# WHAT IS EXPECTED
The data must be written out once more, precisely as given.
====== DATA PROVIDED ======
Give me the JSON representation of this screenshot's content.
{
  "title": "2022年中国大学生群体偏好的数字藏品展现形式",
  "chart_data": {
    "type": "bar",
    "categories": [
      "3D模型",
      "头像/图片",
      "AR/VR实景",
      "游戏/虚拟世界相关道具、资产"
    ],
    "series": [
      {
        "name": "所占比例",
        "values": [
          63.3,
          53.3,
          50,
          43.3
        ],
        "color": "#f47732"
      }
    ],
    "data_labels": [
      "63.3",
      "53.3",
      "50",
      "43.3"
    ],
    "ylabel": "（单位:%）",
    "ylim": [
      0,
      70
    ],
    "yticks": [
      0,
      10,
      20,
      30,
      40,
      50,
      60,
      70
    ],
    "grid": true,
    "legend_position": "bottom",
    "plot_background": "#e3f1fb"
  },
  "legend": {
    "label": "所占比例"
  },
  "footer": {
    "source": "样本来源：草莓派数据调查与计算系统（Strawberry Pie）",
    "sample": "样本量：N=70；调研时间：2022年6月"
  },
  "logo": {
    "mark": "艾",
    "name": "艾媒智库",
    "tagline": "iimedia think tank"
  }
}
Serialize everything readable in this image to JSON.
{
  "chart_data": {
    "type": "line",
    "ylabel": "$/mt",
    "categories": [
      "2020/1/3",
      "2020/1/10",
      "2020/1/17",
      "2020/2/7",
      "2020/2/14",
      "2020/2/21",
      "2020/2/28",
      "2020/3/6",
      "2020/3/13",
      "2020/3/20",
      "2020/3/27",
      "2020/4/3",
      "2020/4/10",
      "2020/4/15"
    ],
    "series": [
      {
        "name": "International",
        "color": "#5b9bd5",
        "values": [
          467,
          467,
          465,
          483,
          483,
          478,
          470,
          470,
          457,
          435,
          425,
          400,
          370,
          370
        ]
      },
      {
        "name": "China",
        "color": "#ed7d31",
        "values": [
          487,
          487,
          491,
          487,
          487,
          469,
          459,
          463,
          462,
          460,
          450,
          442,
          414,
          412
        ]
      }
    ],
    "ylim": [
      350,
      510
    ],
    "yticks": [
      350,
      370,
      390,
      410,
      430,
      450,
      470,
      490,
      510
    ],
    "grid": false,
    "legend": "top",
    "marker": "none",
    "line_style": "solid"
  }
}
======
# TASK SOLUTION
Give me the JSON representation of this screenshot's content.
{
  "title": "2022年中国大学生群体偏好的数字藏品展现形式",
  "chart_data": {
    "type": "bar",
    "categories": [
      "3D模型",
      "头像/图片",
      "AR/VR实景",
      "游戏/虚拟世界相关道具、资产"
    ],
    "series": [
      {
        "name": "所占比例",
        "values": [
          63.3,
          53.3,
          50,
          43.3
        ],
        "color": "#f47732"
      }
    ],
    "data_labels": [
      "63.3",
      "53.3",
      "50",
      "43.3"
    ],
    "ylabel": "（单位:%）",
    "ylim": [
      0,
      70
    ],
    "yticks": [
      0,
      10,
      20,
      30,
      40,
      50,
      60,
      70
    ],
    "grid": true,
    "legend_position": "bottom",
    "plot_background": "#e3f1fb"
  },
  "legend": {
    "label": "所占比例"
  },
  "footer": {
    "source": "样本来源：草莓派数据调查与计算系统（Strawberry Pie）",
    "sample": "样本量：N=70；调研时间：2022年6月"
  },
  "logo": {
    "mark": "艾",
    "name": "艾媒智库",
    "tagline": "iimedia think tank"
  }
}
Serialize everything readable in this image to JSON.
{
  "chart_data": {
    "type": "line",
    "ylabel": "$/mt",
    "categories": [
      "2020/1/3",
      "2020/1/10",
      "2020/1/17",
      "2020/2/7",
      "2020/2/14",
      "2020/2/21",
      "2020/2/28",
      "2020/3/6",
      "2020/3/13",
      "2020/3/20",
      "2020/3/27",
      "2020/4/3",
      "2020/4/10",
      "2020/4/15"
    ],
    "series": [
      {
        "name": "International",
        "color": "#5b9bd5",
        "values": [
          467,
          467,
          465,
          483,
          483,
          478,
          470,
          470,
          457,
          435,
          425,
          400,
          370,
          370
        ]
      },
      {
        "name": "China",
        "color": "#ed7d31",
        "values": [
          487,
          487,
          491,
          487,
          487,
          469,
          459,
          463,
          462,
          460,
          450,
          442,
          414,
          412
        ]
      }
    ],
    "ylim": [
      350,
      510
    ],
    "yticks": [
      350,
      370,
      390,
      410,
      430,
      450,
      470,
      490,
      510
    ],
    "grid": false,
    "legend": "top",
    "marker": "none",
    "line_style": "solid"
  }
}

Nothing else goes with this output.